— begin Excerpted records —
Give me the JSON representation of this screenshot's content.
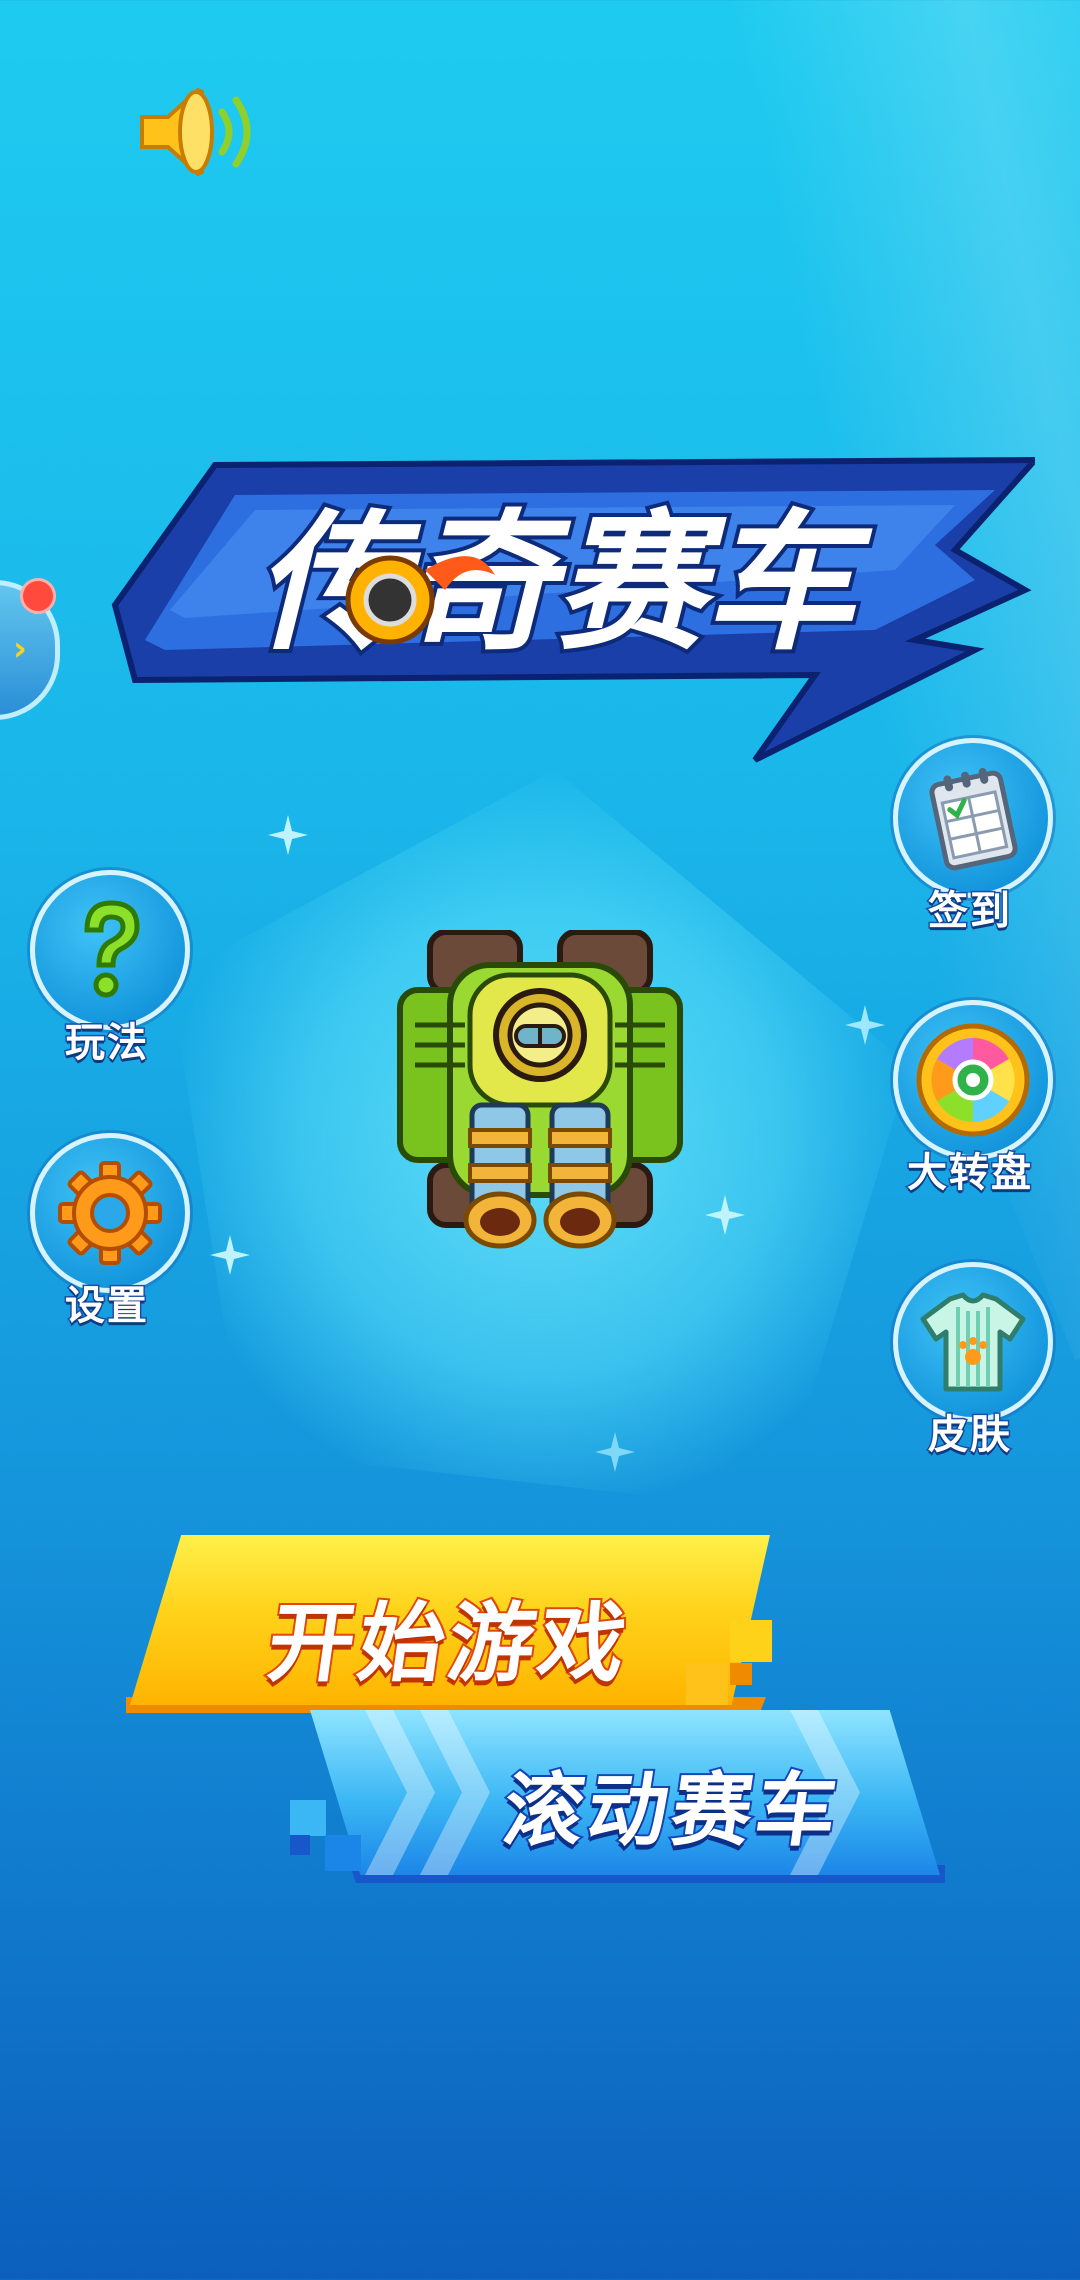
{
  "title": "传奇赛车",
  "side_buttons_left": [
    {
      "id": "rules",
      "label": "玩法",
      "icon": "question-mark-icon"
    },
    {
      "id": "settings",
      "label": "设置",
      "icon": "gear-icon"
    }
  ],
  "side_buttons_right": [
    {
      "id": "checkin",
      "label": "签到",
      "icon": "calendar-checklist-icon"
    },
    {
      "id": "wheel",
      "label": "大转盘",
      "icon": "prize-wheel-icon"
    },
    {
      "id": "skin",
      "label": "皮肤",
      "icon": "tshirt-icon"
    }
  ],
  "main_buttons": {
    "start": "开始游戏",
    "rolling": "滚动赛车"
  },
  "colors": {
    "start_button": "#ffd21a",
    "rolling_button": "#3bb7f5",
    "background_top": "#1ecbf0",
    "background_bottom": "#0c5fbd"
  }
}
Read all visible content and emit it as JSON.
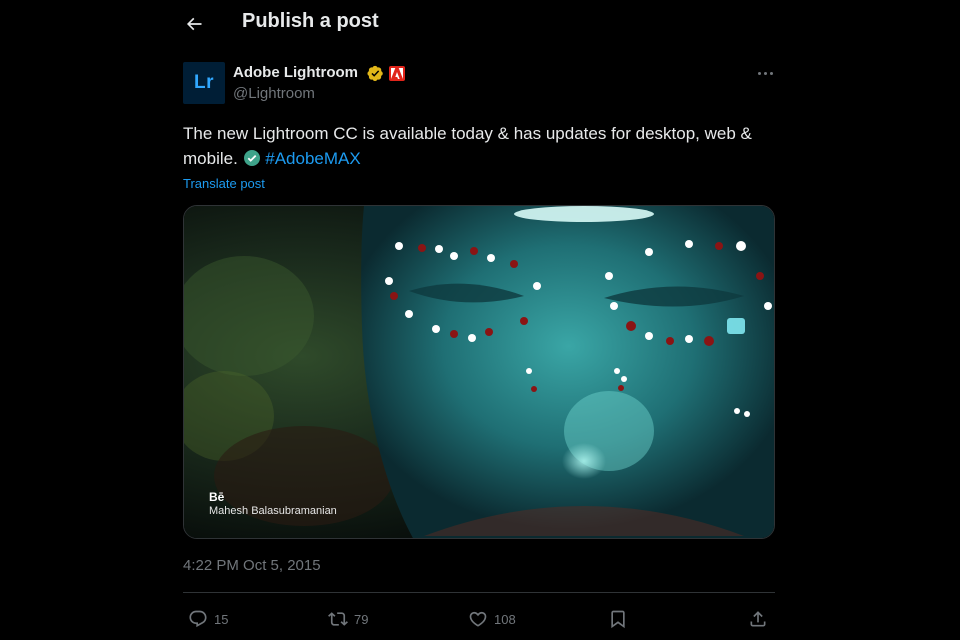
{
  "header": {
    "title": "Publish a post"
  },
  "author": {
    "avatar_text": "Lr",
    "name": "Adobe Lightroom",
    "handle": "@Lightroom",
    "verified_color": "#e2b719",
    "affiliate_color": "#e1251b"
  },
  "post": {
    "text_before": "The new Lightroom CC is available today & has updates for desktop, web & mobile. ",
    "hashtag": "#AdobeMAX",
    "translate_label": "Translate post"
  },
  "media": {
    "logo": "Bē",
    "credit": "Mahesh Balasubramanian"
  },
  "timestamp": "4:22 PM Oct 5, 2015",
  "actions": {
    "replies": "15",
    "reposts": "79",
    "likes": "108"
  },
  "colors": {
    "background": "#000000",
    "text": "#e7e9ea",
    "muted": "#71767b",
    "link": "#1d9bf0",
    "border": "#2f3336"
  }
}
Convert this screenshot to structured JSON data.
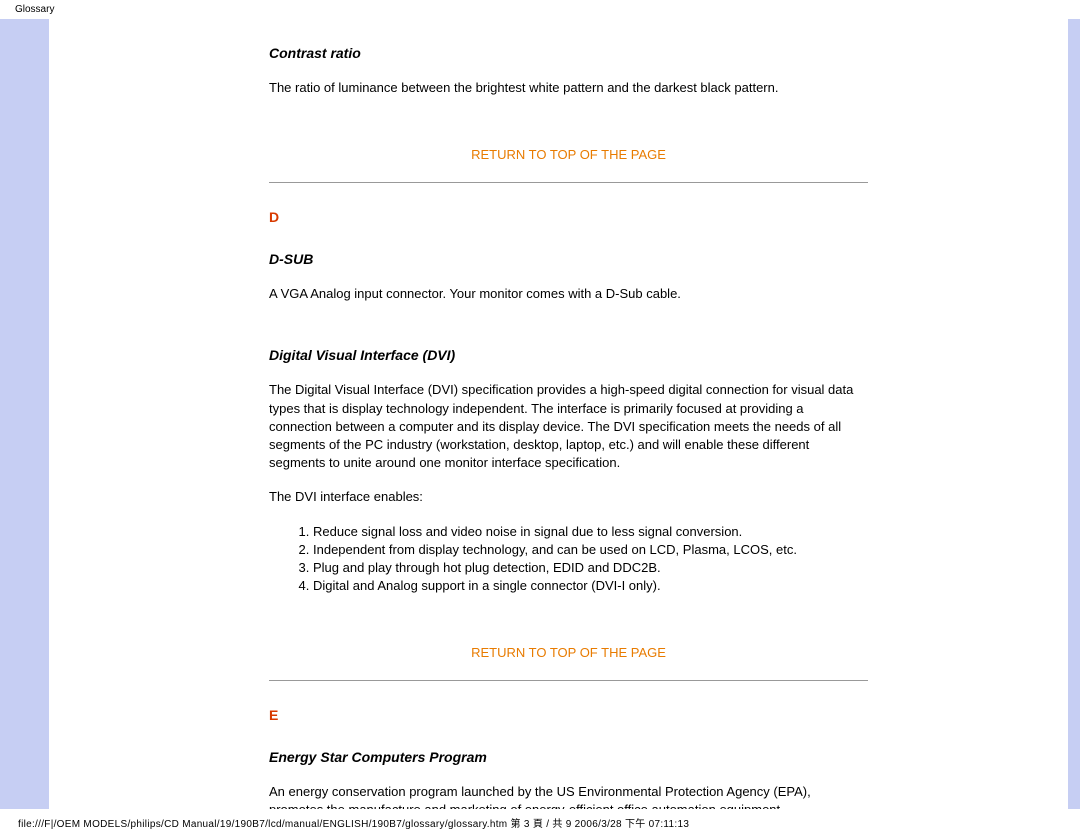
{
  "header": {
    "label": "Glossary"
  },
  "content": {
    "contrast_ratio": {
      "title": "Contrast ratio",
      "body": "The ratio of luminance between the brightest white pattern and the darkest black pattern."
    },
    "return_link": "RETURN TO TOP OF THE PAGE",
    "section_d": {
      "letter": "D",
      "dsub": {
        "title": "D-SUB",
        "body": "A VGA Analog input connector. Your monitor comes with a D-Sub cable."
      },
      "dvi": {
        "title": "Digital Visual Interface (DVI)",
        "body1": "The Digital Visual Interface (DVI) specification provides a high-speed digital connection for visual data types that is display technology independent. The interface is primarily focused at providing a connection between a computer and its display device. The DVI specification meets the needs of all segments of the PC industry (workstation, desktop, laptop, etc.) and will enable these different segments to unite around one monitor interface specification.",
        "body2": "The DVI interface enables:",
        "list": [
          "Reduce signal loss and video noise in signal due to less signal conversion.",
          "Independent from display technology, and can be used on LCD, Plasma, LCOS, etc.",
          "Plug and play through hot plug detection, EDID and DDC2B.",
          "Digital and Analog support in a single connector (DVI-I only)."
        ]
      }
    },
    "section_e": {
      "letter": "E",
      "energy_star": {
        "title": "Energy Star Computers Program",
        "body": "An energy conservation program launched by the US Environmental Protection Agency (EPA), promotes the manufacture and marketing of energy-efficient office automation equipment."
      }
    }
  },
  "footer": {
    "path": "file:///F|/OEM MODELS/philips/CD Manual/19/190B7/lcd/manual/ENGLISH/190B7/glossary/glossary.htm 第 3 頁 / 共 9 2006/3/28 下午 07:11:13"
  }
}
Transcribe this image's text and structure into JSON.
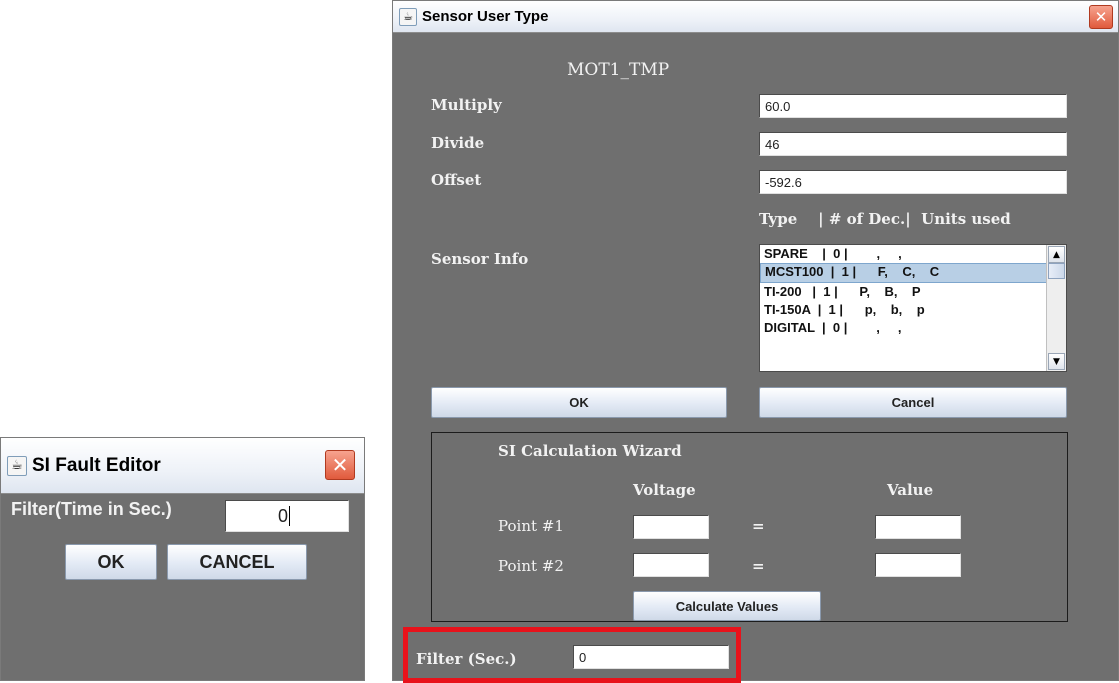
{
  "fault_editor": {
    "title": "SI Fault Editor",
    "filter_label": "Filter(Time in Sec.)",
    "filter_value": "0",
    "ok_label": "OK",
    "cancel_label": "CANCEL"
  },
  "sensor_dialog": {
    "title": "Sensor User Type",
    "sensor_name": "MOT1_TMP",
    "multiply_label": "Multiply",
    "multiply_value": "60.0",
    "divide_label": "Divide",
    "divide_value": "46",
    "offset_label": "Offset",
    "offset_value": "-592.6",
    "column_header": "Type    | # of Dec.|  Units used",
    "sensor_info_label": "Sensor Info",
    "list_items": [
      "SPARE    |  0 |        ,     ,",
      "MCST100  |  1 |      F,    C,    C",
      "TI-200   |  1 |      P,    B,    P",
      "TI-150A  |  1 |      p,    b,    p",
      "DIGITAL  |  0 |        ,     ,"
    ],
    "selected_index": 1,
    "ok_label": "OK",
    "cancel_label": "Cancel",
    "wizard": {
      "title": "SI Calculation Wizard",
      "voltage_header": "Voltage",
      "value_header": "Value",
      "point1_label": "Point #1",
      "point2_label": "Point #2",
      "equals": "=",
      "calculate_label": "Calculate Values"
    },
    "filter_label": "Filter (Sec.)",
    "filter_value": "0"
  },
  "colors": {
    "dialog_bg": "#6f6f6f",
    "highlight": "#e8121b",
    "selected_row": "#b8cfe5"
  }
}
— end Excerpted records —
Reproduce each record from above exactly; pictures do not belong in the copy.

Give me the JSON representation of this screenshot's content.
{
  "title": "传奇赛车",
  "side_buttons_left": [
    {
      "id": "rules",
      "label": "玩法",
      "icon": "question-mark-icon"
    },
    {
      "id": "settings",
      "label": "设置",
      "icon": "gear-icon"
    }
  ],
  "side_buttons_right": [
    {
      "id": "checkin",
      "label": "签到",
      "icon": "calendar-checklist-icon"
    },
    {
      "id": "wheel",
      "label": "大转盘",
      "icon": "prize-wheel-icon"
    },
    {
      "id": "skin",
      "label": "皮肤",
      "icon": "tshirt-icon"
    }
  ],
  "main_buttons": {
    "start": "开始游戏",
    "rolling": "滚动赛车"
  },
  "colors": {
    "start_button": "#ffd21a",
    "rolling_button": "#3bb7f5",
    "background_top": "#1ecbf0",
    "background_bottom": "#0c5fbd"
  }
}
Read all visible content and emit it as JSON.
{
  "header": {
    "title": "Publish a post"
  },
  "author": {
    "avatar_text": "Lr",
    "name": "Adobe Lightroom",
    "handle": "@Lightroom",
    "verified_color": "#e2b719",
    "affiliate_color": "#e1251b"
  },
  "post": {
    "text_before": "The new Lightroom CC is available today & has updates for desktop, web & mobile. ",
    "hashtag": "#AdobeMAX",
    "translate_label": "Translate post"
  },
  "media": {
    "logo": "Bē",
    "credit": "Mahesh Balasubramanian"
  },
  "timestamp": "4:22 PM Oct 5, 2015",
  "actions": {
    "replies": "15",
    "reposts": "79",
    "likes": "108"
  },
  "colors": {
    "background": "#000000",
    "text": "#e7e9ea",
    "muted": "#71767b",
    "link": "#1d9bf0",
    "border": "#2f3336"
  }
}
Convert this screenshot to structured JSON data.
{
  "header": {
    "label": "Glossary"
  },
  "content": {
    "contrast_ratio": {
      "title": "Contrast ratio",
      "body": "The ratio of luminance between the brightest white pattern and the darkest black pattern."
    },
    "return_link": "RETURN TO TOP OF THE PAGE",
    "section_d": {
      "letter": "D",
      "dsub": {
        "title": "D-SUB",
        "body": "A VGA Analog input connector. Your monitor comes with a D-Sub cable."
      },
      "dvi": {
        "title": "Digital Visual Interface (DVI)",
        "body1": "The Digital Visual Interface (DVI) specification provides a high-speed digital connection for visual data types that is display technology independent. The interface is primarily focused at providing a connection between a computer and its display device. The DVI specification meets the needs of all segments of the PC industry (workstation, desktop, laptop, etc.) and will enable these different segments to unite around one monitor interface specification.",
        "body2": "The DVI interface enables:",
        "list": [
          "Reduce signal loss and video noise in signal due to less signal conversion.",
          "Independent from display technology, and can be used on LCD, Plasma, LCOS, etc.",
          "Plug and play through hot plug detection, EDID and DDC2B.",
          "Digital and Analog support in a single connector (DVI-I only)."
        ]
      }
    },
    "section_e": {
      "letter": "E",
      "energy_star": {
        "title": "Energy Star Computers Program",
        "body": "An energy conservation program launched by the US Environmental Protection Agency (EPA), promotes the manufacture and marketing of energy-efficient office automation equipment."
      }
    }
  },
  "footer": {
    "path": "file:///F|/OEM MODELS/philips/CD Manual/19/190B7/lcd/manual/ENGLISH/190B7/glossary/glossary.htm 第 3 頁 / 共 9 2006/3/28 下午 07:11:13"
  }
}
Transcribe this image's text and structure into JSON.
{
  "fault_editor": {
    "title": "SI Fault Editor",
    "filter_label": "Filter(Time in Sec.)",
    "filter_value": "0",
    "ok_label": "OK",
    "cancel_label": "CANCEL"
  },
  "sensor_dialog": {
    "title": "Sensor User Type",
    "sensor_name": "MOT1_TMP",
    "multiply_label": "Multiply",
    "multiply_value": "60.0",
    "divide_label": "Divide",
    "divide_value": "46",
    "offset_label": "Offset",
    "offset_value": "-592.6",
    "column_header": "Type    | # of Dec.|  Units used",
    "sensor_info_label": "Sensor Info",
    "list_items": [
      "SPARE    |  0 |        ,     ,",
      "MCST100  |  1 |      F,    C,    C",
      "TI-200   |  1 |      P,    B,    P",
      "TI-150A  |  1 |      p,    b,    p",
      "DIGITAL  |  0 |        ,     ,"
    ],
    "selected_index": 1,
    "ok_label": "OK",
    "cancel_label": "Cancel",
    "wizard": {
      "title": "SI Calculation Wizard",
      "voltage_header": "Voltage",
      "value_header": "Value",
      "point1_label": "Point #1",
      "point2_label": "Point #2",
      "equals": "=",
      "calculate_label": "Calculate Values"
    },
    "filter_label": "Filter (Sec.)",
    "filter_value": "0"
  },
  "colors": {
    "dialog_bg": "#6f6f6f",
    "highlight": "#e8121b",
    "selected_row": "#b8cfe5"
  }
}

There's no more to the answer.